STATED TASK: Type every record exactly as it appears.

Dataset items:
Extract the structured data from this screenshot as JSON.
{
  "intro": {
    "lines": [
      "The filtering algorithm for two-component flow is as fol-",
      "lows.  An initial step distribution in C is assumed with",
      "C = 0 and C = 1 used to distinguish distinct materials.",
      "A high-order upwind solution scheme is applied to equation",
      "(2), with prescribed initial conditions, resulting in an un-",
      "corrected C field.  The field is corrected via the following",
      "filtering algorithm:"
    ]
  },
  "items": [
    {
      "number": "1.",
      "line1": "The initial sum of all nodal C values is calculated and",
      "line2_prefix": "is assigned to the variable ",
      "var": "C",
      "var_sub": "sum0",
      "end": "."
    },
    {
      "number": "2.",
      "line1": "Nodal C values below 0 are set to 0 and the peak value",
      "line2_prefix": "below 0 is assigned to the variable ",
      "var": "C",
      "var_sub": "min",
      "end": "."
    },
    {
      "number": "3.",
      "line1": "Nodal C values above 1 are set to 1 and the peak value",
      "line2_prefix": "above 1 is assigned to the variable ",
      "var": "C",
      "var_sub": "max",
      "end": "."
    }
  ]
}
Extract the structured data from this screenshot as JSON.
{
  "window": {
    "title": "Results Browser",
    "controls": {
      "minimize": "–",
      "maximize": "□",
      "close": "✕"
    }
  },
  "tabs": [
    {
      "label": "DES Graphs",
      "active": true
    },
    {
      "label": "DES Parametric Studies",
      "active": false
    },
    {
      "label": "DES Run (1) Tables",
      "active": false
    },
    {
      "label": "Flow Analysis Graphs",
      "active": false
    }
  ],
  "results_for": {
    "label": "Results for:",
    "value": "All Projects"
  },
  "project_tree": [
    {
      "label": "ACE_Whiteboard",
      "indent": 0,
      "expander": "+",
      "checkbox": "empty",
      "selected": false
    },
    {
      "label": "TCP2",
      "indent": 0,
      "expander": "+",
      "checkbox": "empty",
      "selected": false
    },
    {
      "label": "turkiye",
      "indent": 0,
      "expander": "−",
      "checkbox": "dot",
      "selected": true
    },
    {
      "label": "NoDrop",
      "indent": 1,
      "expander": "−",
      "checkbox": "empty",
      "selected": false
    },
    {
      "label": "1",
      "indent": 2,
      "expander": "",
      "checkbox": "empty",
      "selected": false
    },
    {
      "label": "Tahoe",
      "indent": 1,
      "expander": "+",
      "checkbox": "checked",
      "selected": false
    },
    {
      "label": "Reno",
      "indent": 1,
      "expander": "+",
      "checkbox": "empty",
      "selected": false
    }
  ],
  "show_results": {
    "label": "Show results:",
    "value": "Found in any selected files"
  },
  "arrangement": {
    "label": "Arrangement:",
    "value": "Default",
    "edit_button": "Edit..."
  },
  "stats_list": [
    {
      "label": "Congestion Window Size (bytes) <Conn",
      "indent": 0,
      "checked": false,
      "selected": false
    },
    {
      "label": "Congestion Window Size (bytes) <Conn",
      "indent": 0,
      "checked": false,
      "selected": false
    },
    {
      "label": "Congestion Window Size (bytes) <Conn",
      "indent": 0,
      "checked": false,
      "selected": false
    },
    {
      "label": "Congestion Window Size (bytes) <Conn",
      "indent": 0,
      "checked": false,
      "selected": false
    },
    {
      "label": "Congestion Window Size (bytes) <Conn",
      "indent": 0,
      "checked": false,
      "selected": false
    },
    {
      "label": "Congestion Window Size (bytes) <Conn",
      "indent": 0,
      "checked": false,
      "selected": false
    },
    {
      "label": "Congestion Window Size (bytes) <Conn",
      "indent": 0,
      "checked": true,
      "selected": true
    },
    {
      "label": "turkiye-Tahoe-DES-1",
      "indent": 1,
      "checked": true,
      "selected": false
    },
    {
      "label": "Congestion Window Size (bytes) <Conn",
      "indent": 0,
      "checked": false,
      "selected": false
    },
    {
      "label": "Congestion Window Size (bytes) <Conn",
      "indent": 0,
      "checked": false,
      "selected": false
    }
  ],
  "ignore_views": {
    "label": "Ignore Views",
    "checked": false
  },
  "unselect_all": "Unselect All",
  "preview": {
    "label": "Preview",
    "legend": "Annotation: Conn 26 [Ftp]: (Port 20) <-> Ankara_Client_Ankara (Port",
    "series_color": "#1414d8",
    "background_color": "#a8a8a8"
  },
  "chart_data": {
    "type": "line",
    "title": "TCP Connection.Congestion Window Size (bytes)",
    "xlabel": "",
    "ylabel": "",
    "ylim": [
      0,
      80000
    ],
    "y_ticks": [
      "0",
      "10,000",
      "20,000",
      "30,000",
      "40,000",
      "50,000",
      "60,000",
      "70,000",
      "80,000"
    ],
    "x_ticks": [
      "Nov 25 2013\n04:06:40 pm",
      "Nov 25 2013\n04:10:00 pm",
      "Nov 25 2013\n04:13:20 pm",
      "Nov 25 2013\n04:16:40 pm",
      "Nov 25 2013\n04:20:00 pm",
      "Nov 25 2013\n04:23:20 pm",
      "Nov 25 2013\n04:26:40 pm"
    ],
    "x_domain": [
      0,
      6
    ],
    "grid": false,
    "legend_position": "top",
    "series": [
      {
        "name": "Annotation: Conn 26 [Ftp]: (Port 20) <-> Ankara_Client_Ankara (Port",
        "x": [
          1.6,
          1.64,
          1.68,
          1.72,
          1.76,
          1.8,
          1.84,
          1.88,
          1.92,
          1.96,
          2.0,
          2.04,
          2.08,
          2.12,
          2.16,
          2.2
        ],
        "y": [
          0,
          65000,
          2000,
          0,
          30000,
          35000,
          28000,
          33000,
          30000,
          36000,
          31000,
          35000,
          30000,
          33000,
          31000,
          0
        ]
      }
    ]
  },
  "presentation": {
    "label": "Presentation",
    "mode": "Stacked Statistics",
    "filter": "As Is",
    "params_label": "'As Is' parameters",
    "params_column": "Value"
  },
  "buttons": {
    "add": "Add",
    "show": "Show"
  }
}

EXERCISE ANSWER:
Extract the structured data from this screenshot as JSON.
{
  "intro": {
    "lines": [
      "The filtering algorithm for two-component flow is as fol-",
      "lows.  An initial step distribution in C is assumed with",
      "C = 0 and C = 1 used to distinguish distinct materials.",
      "A high-order upwind solution scheme is applied to equation",
      "(2), with prescribed initial conditions, resulting in an un-",
      "corrected C field.  The field is corrected via the following",
      "filtering algorithm:"
    ]
  },
  "items": [
    {
      "number": "1.",
      "line1": "The initial sum of all nodal C values is calculated and",
      "line2_prefix": "is assigned to the variable ",
      "var": "C",
      "var_sub": "sum0",
      "end": "."
    },
    {
      "number": "2.",
      "line1": "Nodal C values below 0 are set to 0 and the peak value",
      "line2_prefix": "below 0 is assigned to the variable ",
      "var": "C",
      "var_sub": "min",
      "end": "."
    },
    {
      "number": "3.",
      "line1": "Nodal C values above 1 are set to 1 and the peak value",
      "line2_prefix": "above 1 is assigned to the variable ",
      "var": "C",
      "var_sub": "max",
      "end": "."
    }
  ]
}
Extract the structured data from this screenshot as JSON.
{
  "window": {
    "title": "Results Browser",
    "controls": {
      "minimize": "–",
      "maximize": "□",
      "close": "✕"
    }
  },
  "tabs": [
    {
      "label": "DES Graphs",
      "active": true
    },
    {
      "label": "DES Parametric Studies",
      "active": false
    },
    {
      "label": "DES Run (1) Tables",
      "active": false
    },
    {
      "label": "Flow Analysis Graphs",
      "active": false
    }
  ],
  "results_for": {
    "label": "Results for:",
    "value": "All Projects"
  },
  "project_tree": [
    {
      "label": "ACE_Whiteboard",
      "indent": 0,
      "expander": "+",
      "checkbox": "empty",
      "selected": false
    },
    {
      "label": "TCP2",
      "indent": 0,
      "expander": "+",
      "checkbox": "empty",
      "selected": false
    },
    {
      "label": "turkiye",
      "indent": 0,
      "expander": "−",
      "checkbox": "dot",
      "selected": true
    },
    {
      "label": "NoDrop",
      "indent": 1,
      "expander": "−",
      "checkbox": "empty",
      "selected": false
    },
    {
      "label": "1",
      "indent": 2,
      "expander": "",
      "checkbox": "empty",
      "selected": false
    },
    {
      "label": "Tahoe",
      "indent": 1,
      "expander": "+",
      "checkbox": "checked",
      "selected": false
    },
    {
      "label": "Reno",
      "indent": 1,
      "expander": "+",
      "checkbox": "empty",
      "selected": false
    }
  ],
  "show_results": {
    "label": "Show results:",
    "value": "Found in any selected files"
  },
  "arrangement": {
    "label": "Arrangement:",
    "value": "Default",
    "edit_button": "Edit..."
  },
  "stats_list": [
    {
      "label": "Congestion Window Size (bytes) <Conn",
      "indent": 0,
      "checked": false,
      "selected": false
    },
    {
      "label": "Congestion Window Size (bytes) <Conn",
      "indent": 0,
      "checked": false,
      "selected": false
    },
    {
      "label": "Congestion Window Size (bytes) <Conn",
      "indent": 0,
      "checked": false,
      "selected": false
    },
    {
      "label": "Congestion Window Size (bytes) <Conn",
      "indent": 0,
      "checked": false,
      "selected": false
    },
    {
      "label": "Congestion Window Size (bytes) <Conn",
      "indent": 0,
      "checked": false,
      "selected": false
    },
    {
      "label": "Congestion Window Size (bytes) <Conn",
      "indent": 0,
      "checked": false,
      "selected": false
    },
    {
      "label": "Congestion Window Size (bytes) <Conn",
      "indent": 0,
      "checked": true,
      "selected": true
    },
    {
      "label": "turkiye-Tahoe-DES-1",
      "indent": 1,
      "checked": true,
      "selected": false
    },
    {
      "label": "Congestion Window Size (bytes) <Conn",
      "indent": 0,
      "checked": false,
      "selected": false
    },
    {
      "label": "Congestion Window Size (bytes) <Conn",
      "indent": 0,
      "checked": false,
      "selected": false
    }
  ],
  "ignore_views": {
    "label": "Ignore Views",
    "checked": false
  },
  "unselect_all": "Unselect All",
  "preview": {
    "label": "Preview",
    "legend": "Annotation: Conn 26 [Ftp]: (Port 20) <-> Ankara_Client_Ankara (Port",
    "series_color": "#1414d8",
    "background_color": "#a8a8a8"
  },
  "chart_data": {
    "type": "line",
    "title": "TCP Connection.Congestion Window Size (bytes)",
    "xlabel": "",
    "ylabel": "",
    "ylim": [
      0,
      80000
    ],
    "y_ticks": [
      "0",
      "10,000",
      "20,000",
      "30,000",
      "40,000",
      "50,000",
      "60,000",
      "70,000",
      "80,000"
    ],
    "x_ticks": [
      "Nov 25 2013\n04:06:40 pm",
      "Nov 25 2013\n04:10:00 pm",
      "Nov 25 2013\n04:13:20 pm",
      "Nov 25 2013\n04:16:40 pm",
      "Nov 25 2013\n04:20:00 pm",
      "Nov 25 2013\n04:23:20 pm",
      "Nov 25 2013\n04:26:40 pm"
    ],
    "x_domain": [
      0,
      6
    ],
    "grid": false,
    "legend_position": "top",
    "series": [
      {
        "name": "Annotation: Conn 26 [Ftp]: (Port 20) <-> Ankara_Client_Ankara (Port",
        "x": [
          1.6,
          1.64,
          1.68,
          1.72,
          1.76,
          1.8,
          1.84,
          1.88,
          1.92,
          1.96,
          2.0,
          2.04,
          2.08,
          2.12,
          2.16,
          2.2
        ],
        "y": [
          0,
          65000,
          2000,
          0,
          30000,
          35000,
          28000,
          33000,
          30000,
          36000,
          31000,
          35000,
          30000,
          33000,
          31000,
          0
        ]
      }
    ]
  },
  "presentation": {
    "label": "Presentation",
    "mode": "Stacked Statistics",
    "filter": "As Is",
    "params_label": "'As Is' parameters",
    "params_column": "Value"
  },
  "buttons": {
    "add": "Add",
    "show": "Show"
  }
}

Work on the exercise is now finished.